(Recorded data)
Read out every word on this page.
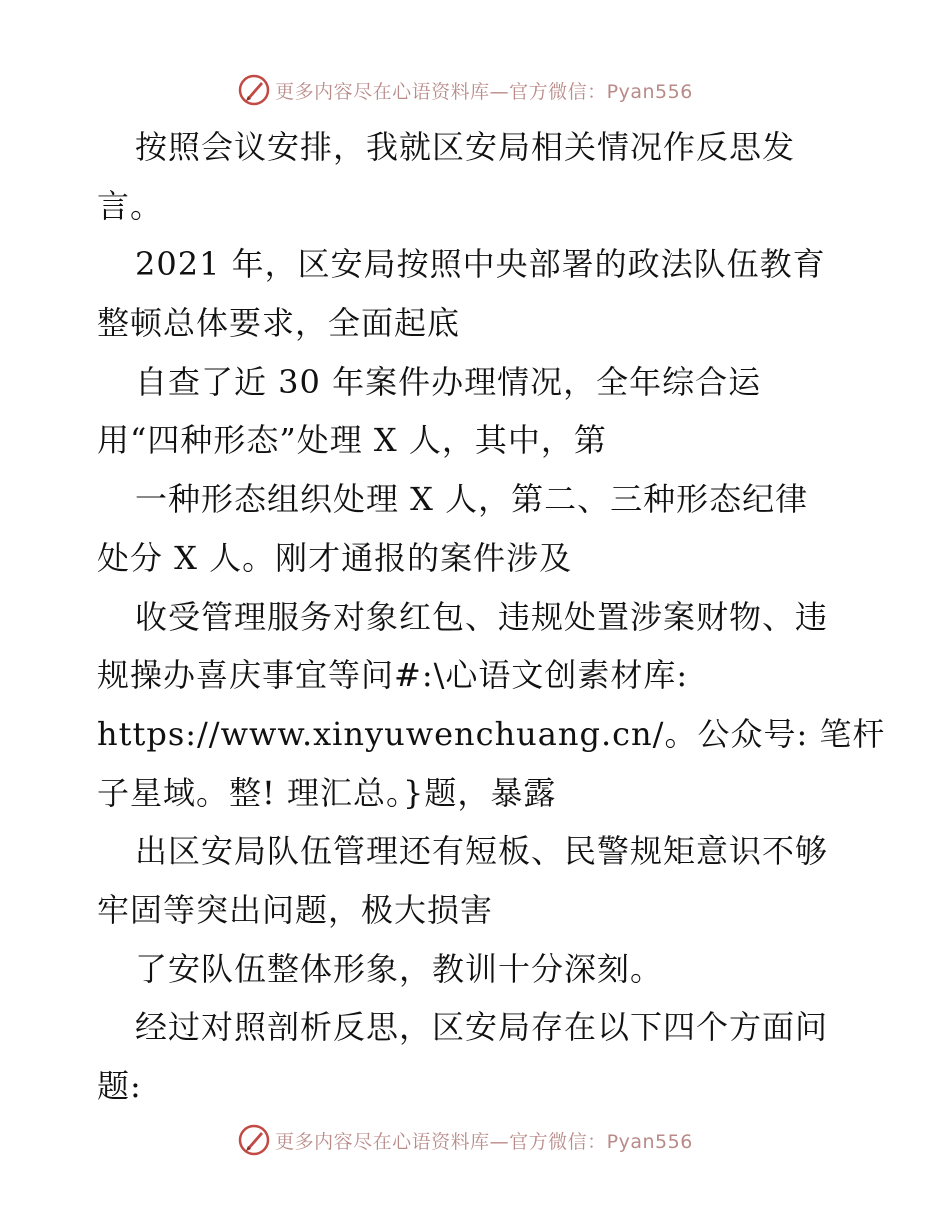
更多内容尽在心语资料库—官方微信：Pyan556
按照会议安排，我就区安局相关情况作反思发
言。
2021 年，区安局按照中央部署的政法队伍教育
整顿总体要求，全面起底
自查了近 30 年案件办理情况，全年综合运
用“四种形态”处理 X 人，其中，第
一种形态组织处理 X 人，第二、三种形态纪律
处分 X 人。刚才通报的案件涉及
收受管理服务对象红包、违规处置涉案财物、违
规操办喜庆事宜等问#:\心语文创素材库:
https://www.xinyuwenchuang.cn/。公众号: 笔杆
子星域。整! 理汇总。}题，暴露
出区安局队伍管理还有短板、民警规矩意识不够
牢固等突出问题，极大损害
了安队伍整体形象，教训十分深刻。
经过对照剖析反思，区安局存在以下四个方面问
题:
更多内容尽在心语资料库—官方微信：Pyan556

INSTRUCTIONS TO FOLLOW = Make an exact reproduction of the listing above, without any pictures.

EXERCISE RESULT =
Read out every word on this page.
更多内容尽在心语资料库—官方微信：Pyan556
按照会议安排，我就区安局相关情况作反思发
言。
2021 年，区安局按照中央部署的政法队伍教育
整顿总体要求，全面起底
自查了近 30 年案件办理情况，全年综合运
用“四种形态”处理 X 人，其中，第
一种形态组织处理 X 人，第二、三种形态纪律
处分 X 人。刚才通报的案件涉及
收受管理服务对象红包、违规处置涉案财物、违
规操办喜庆事宜等问#:\心语文创素材库:
https://www.xinyuwenchuang.cn/。公众号: 笔杆
子星域。整! 理汇总。}题，暴露
出区安局队伍管理还有短板、民警规矩意识不够
牢固等突出问题，极大损害
了安队伍整体形象，教训十分深刻。
经过对照剖析反思，区安局存在以下四个方面问
题:
更多内容尽在心语资料库—官方微信：Pyan556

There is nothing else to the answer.